One of the main organizations coordinating this movement work is the Community Coalition Self-Defense Coalition (CSDC), which is led by UdB and composed of more than seventy organizations that embrace self-defense strategies to protect working-class communities. The appropriation of self-defense language is deliberate since it’s clear that our communities and organizations are under attack. For example, most recently, organizations like CHIRLA, UdB, and the Party for Socialism and Liberation have been accused by Senator Josh Hawley, chair of the Senate Judiciary Subcommittee on Crime and Counterterrorism, with specious charges of bankrolling “civil unrest.”6Josh Hawley, “GOP Senator Accuses LA Immigrant Rights Group of Aiding ‘Unlawful’ Acts During Ongoing ICE Protests,” LAist, June 11, 2025.

 

Local businesses signal their resistance to recent immigration raids, Pasadena, June 21, 2025. More than 1,600 people have been detained since the federal program to arrest undocumented immigrants in LA began in early June.
Rian Dundon

In response to ICE’s campaign of terror, the CSDC has helped to mobilize, train, and deploy thousands of volunteers across LA County and beyond. For example, the CSDC prepares teams of volunteers in the early hours of the morning to intercept ICE and DHS agents as they stage for an arrest. Fierce activists follow and harass ICE flunkies as they try to make arrests, warning communities about ICE patrols and reminding people of their rights. It is not an exaggeration to say that these tactics have saved thousands of people from deportation and have also lowered the morale of ICE agents.7Kelly Rissman, “Inside the ICE Offices Where Morale Is ‘Miserable’ and the Pressure Is High,” Independent, July 11, 2025.

Education organizations like the Association of Raza Educators (ARE) have also mobilized across the city to protect students. ARE was started in San Diego by members of UdB in 1994 at the height of the struggle against the racist Proposition 187 which aimed to establish a state-run citizen screening system and to prohibit undocumented people from accessing public education and other services in California. Since its inception, ARE has mobilized its members and allies through critical pedagogy and democratic education. As a result, they have been leaders in developing Ethnic Studies curriculum and establishing it in high school education across California.

Over the summer, ARE members have been training teachers in K–12 schools and community members to defend students and communities. For example, they conduct training to recruit volunteers for “ICE-watch” activities in schools and for community patrols in the barrios with the rapid response network. Predictably, as the fall 2025 semester began, ICE agents detained a student with disabilities outside Arleta High School, after “mistaking” him for someone else.

In response to pressure from educators, the district superintendent has asked for schools to become “no enforcement zones.” This demand will likely be ignored by ICE, and students, teachers, parents, and district workers will have to organize with ARE to restrict attacks on students.

STORED RECORDS:
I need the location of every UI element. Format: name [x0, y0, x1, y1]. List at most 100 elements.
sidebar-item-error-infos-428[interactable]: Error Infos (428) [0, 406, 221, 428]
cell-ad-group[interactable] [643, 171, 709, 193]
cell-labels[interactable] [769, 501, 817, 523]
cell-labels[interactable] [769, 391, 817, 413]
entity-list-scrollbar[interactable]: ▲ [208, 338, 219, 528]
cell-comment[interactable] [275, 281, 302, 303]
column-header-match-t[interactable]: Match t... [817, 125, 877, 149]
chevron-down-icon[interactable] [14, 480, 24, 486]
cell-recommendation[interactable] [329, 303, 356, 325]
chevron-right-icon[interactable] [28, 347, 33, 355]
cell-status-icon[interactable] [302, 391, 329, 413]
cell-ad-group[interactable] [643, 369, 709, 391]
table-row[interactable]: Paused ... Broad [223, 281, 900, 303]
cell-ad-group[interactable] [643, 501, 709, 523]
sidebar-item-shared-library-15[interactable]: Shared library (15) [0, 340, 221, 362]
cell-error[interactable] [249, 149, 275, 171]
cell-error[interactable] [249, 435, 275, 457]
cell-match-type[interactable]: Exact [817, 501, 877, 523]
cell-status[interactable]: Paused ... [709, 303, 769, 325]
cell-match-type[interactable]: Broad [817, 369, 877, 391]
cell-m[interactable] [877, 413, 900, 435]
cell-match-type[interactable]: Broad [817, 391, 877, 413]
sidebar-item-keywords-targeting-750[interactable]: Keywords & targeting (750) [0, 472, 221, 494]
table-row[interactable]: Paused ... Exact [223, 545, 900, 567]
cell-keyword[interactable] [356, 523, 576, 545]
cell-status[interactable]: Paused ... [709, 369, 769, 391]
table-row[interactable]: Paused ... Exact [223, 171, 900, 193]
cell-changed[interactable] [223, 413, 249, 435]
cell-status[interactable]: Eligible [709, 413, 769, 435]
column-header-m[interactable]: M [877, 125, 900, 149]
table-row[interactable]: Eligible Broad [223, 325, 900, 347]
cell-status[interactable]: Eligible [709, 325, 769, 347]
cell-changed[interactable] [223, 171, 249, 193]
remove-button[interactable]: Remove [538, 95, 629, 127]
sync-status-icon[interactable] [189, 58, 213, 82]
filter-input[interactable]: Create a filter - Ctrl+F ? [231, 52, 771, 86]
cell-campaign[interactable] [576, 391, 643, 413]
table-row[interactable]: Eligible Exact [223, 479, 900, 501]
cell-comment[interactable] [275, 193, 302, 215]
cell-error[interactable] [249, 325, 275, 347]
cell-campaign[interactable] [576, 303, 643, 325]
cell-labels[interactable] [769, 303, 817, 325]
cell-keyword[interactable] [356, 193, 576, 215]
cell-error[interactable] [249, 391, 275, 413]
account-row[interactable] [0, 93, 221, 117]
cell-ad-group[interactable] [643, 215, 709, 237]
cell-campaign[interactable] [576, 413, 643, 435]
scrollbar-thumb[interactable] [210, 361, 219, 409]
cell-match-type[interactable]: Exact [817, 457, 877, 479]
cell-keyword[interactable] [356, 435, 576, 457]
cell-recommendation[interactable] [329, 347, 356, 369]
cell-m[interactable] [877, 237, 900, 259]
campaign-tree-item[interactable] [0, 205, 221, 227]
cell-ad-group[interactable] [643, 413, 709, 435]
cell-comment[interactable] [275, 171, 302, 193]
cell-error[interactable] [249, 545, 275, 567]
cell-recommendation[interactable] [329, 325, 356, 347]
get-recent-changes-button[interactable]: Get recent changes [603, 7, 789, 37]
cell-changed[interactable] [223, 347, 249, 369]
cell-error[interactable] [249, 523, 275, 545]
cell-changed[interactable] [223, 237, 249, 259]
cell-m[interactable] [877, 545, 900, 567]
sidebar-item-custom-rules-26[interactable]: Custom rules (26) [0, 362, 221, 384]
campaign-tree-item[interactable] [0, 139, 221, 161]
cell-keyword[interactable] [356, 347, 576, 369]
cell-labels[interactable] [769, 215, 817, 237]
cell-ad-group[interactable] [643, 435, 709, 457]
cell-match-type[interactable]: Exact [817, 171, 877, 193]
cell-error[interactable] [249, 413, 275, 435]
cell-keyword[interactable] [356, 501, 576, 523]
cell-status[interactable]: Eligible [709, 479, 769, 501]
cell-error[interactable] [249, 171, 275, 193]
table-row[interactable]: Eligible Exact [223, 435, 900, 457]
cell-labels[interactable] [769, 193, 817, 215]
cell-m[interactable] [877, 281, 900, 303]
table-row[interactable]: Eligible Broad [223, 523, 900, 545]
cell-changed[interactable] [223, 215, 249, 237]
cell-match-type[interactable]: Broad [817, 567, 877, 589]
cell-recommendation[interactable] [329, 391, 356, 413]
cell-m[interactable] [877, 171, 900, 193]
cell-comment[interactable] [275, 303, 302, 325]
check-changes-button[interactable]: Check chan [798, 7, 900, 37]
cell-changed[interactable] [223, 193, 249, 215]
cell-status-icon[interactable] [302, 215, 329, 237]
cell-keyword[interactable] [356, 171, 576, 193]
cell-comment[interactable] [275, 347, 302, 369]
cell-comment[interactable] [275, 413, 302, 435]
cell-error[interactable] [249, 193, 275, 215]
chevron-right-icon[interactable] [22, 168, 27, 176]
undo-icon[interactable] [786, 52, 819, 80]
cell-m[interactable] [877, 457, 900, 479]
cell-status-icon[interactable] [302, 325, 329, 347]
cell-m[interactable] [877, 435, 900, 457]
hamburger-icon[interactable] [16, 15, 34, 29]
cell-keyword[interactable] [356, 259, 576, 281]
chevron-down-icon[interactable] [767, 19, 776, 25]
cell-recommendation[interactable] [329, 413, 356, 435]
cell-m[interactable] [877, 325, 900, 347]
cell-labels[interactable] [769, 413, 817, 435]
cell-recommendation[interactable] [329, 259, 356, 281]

YOUR TASKS:
A: Retype everything in the passage on community self-defense against ICE raids from "In response to pressure" down to "attacks on students.".
B: Continue the passage on community self-defense against ICE raids in Los Angeles, picking up after its final sentence.
The records are separate material and are not part of the passage on community self-defense against ICE raids.

TASK RESPONSES:
A:
In response to pressure from educators, the district superintendent has asked for schools to become “no enforcement zones.” This demand will likely be ignored by ICE, and students, teachers, parents, and district workers will have to organize with ARE to restrict attacks on students.

B:
Not all volunteers are on the front lines confronting ICE thugs. Many are connected to the movement through social media and online chats that monitor almost every incursion of ICE on organized communities. These volunteers organize visible presence through Self Defense Corners or Adopt a Day Laborer Corner initiatives to support day laborers and make their presence of the RRN known in our communities.

Another creative strategy has been the No Sleep for ICE campaign which targets hotels that host ICE and federal agents with protests in the early mornings and evenings. These types of actions have extended protests into the night and, in most cases, federal agents have had to check out of hotels after hours of noisy protests. While this surge of grassroots activism has been able to resist this campaign of terror and defend migrant communities, the overwhelming force that has been unleashed marks a turning point in immigration policy and American society.

ICE Raids are the Cutting Edge of Ethnic Cleansing

White supremacists like Stephen Miller and publications such as American Renaissance are explicitly obsessed with demographic shifts, and they interpret the growing nonwhite population as an existential threat. Emails obtained and released by the Southern Poverty Law Center in 2019 reveal Miller’s repeated citations of white nationalist literature, including Camp of the Saints and articles from VDare, along with laments over the abolition of the 1924 Johnson–Reed Act and praise for early twentieth century race-based immigration policies as a model to emulate.8“Stephen Miller,” Southern Poverty Law Center, n.d., tinyurl.com/3wuudd79.

Miller consistently conflates immigration with the so-called “replacement” of white Americans by nonwhite groups, echoing the central premise of Great Replacement ideology9.Jason Wilson, “Leaked Emails Reveal Trump Aide Stephen Miller’s White Nationalist Views,” Guardian, November 14, 2019. These emails also revealed Miller’s collaboration with neo-Nazi Richard Spencer, as well as with Steve Bannon, who has regularly depicted Latino immigration as an “invasion.”10“Stephen Miller.”/mfn]



US Marines, deployed to protect federal agents and assets during protests against the immigration raids, idle outside the Wilshire Federal Building in West LA, June 22, 2025.
Rian Dundon

These views have become calls to arms for white supremacists from Charlottesville where, in 2017, racists marched shouting “Jews Will Not Replace Us!” through the 2018 Tree of Life synagogue shooting in Pittsburg and up to the 2019 Walmart shooting in El Paso, Texas. Now that the far right is in power, the US state has engaged in a low intensity conflict with the population to enact its authoritarian agenda by targeting dissidents, including transgender people, federal workers, undocumented migrants, and pro-Palestinian activists.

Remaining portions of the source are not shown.